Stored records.
:::
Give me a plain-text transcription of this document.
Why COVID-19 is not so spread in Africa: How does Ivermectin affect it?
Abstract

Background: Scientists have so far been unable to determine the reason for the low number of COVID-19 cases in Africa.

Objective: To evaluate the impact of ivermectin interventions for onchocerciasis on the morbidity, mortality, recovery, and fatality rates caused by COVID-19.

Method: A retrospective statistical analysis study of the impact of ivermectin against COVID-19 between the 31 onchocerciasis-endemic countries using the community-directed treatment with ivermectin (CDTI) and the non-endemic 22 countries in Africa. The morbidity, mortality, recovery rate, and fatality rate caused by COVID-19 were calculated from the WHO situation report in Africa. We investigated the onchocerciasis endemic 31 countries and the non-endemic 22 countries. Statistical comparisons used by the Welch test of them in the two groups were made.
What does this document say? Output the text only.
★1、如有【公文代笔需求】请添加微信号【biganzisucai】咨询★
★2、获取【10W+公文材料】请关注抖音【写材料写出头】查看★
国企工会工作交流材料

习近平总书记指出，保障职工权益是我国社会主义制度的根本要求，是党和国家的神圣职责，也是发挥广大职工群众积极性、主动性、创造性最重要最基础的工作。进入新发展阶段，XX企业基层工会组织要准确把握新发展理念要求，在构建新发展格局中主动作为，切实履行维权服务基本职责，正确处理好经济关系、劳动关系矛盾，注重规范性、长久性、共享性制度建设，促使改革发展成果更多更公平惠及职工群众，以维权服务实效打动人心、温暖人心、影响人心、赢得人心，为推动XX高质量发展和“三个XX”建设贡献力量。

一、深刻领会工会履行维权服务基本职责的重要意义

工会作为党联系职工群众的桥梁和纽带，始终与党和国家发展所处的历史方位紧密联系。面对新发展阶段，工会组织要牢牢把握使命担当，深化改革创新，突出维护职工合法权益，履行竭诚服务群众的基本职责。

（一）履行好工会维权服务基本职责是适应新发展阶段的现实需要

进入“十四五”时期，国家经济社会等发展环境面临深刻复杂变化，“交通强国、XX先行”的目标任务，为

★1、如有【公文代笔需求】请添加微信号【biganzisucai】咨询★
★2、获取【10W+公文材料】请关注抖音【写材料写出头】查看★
:::
Problem. The lines to reproduce run from the one that contains "What does this" through the last line above; copy them exactly.

Response to this task.
What does this document say? Output the text only.
★1、如有【公文代笔需求】请添加微信号【biganzisucai】咨询★
★2、获取【10W+公文材料】请关注抖音【写材料写出头】查看★
国企工会工作交流材料

习近平总书记指出，保障职工权益是我国社会主义制度的根本要求，是党和国家的神圣职责，也是发挥广大职工群众积极性、主动性、创造性最重要最基础的工作。进入新发展阶段，XX企业基层工会组织要准确把握新发展理念要求，在构建新发展格局中主动作为，切实履行维权服务基本职责，正确处理好经济关系、劳动关系矛盾，注重规范性、长久性、共享性制度建设，促使改革发展成果更多更公平惠及职工群众，以维权服务实效打动人心、温暖人心、影响人心、赢得人心，为推动XX高质量发展和“三个XX”建设贡献力量。

一、深刻领会工会履行维权服务基本职责的重要意义

工会作为党联系职工群众的桥梁和纽带，始终与党和国家发展所处的历史方位紧密联系。面对新发展阶段，工会组织要牢牢把握使命担当，深化改革创新，突出维护职工合法权益，履行竭诚服务群众的基本职责。

（一）履行好工会维权服务基本职责是适应新发展阶段的现实需要

进入“十四五”时期，国家经济社会等发展环境面临深刻复杂变化，“交通强国、XX先行”的目标任务，为

★1、如有【公文代笔需求】请添加微信号【biganzisucai】咨询★
★2、获取【10W+公文材料】请关注抖音【写材料写出头】查看★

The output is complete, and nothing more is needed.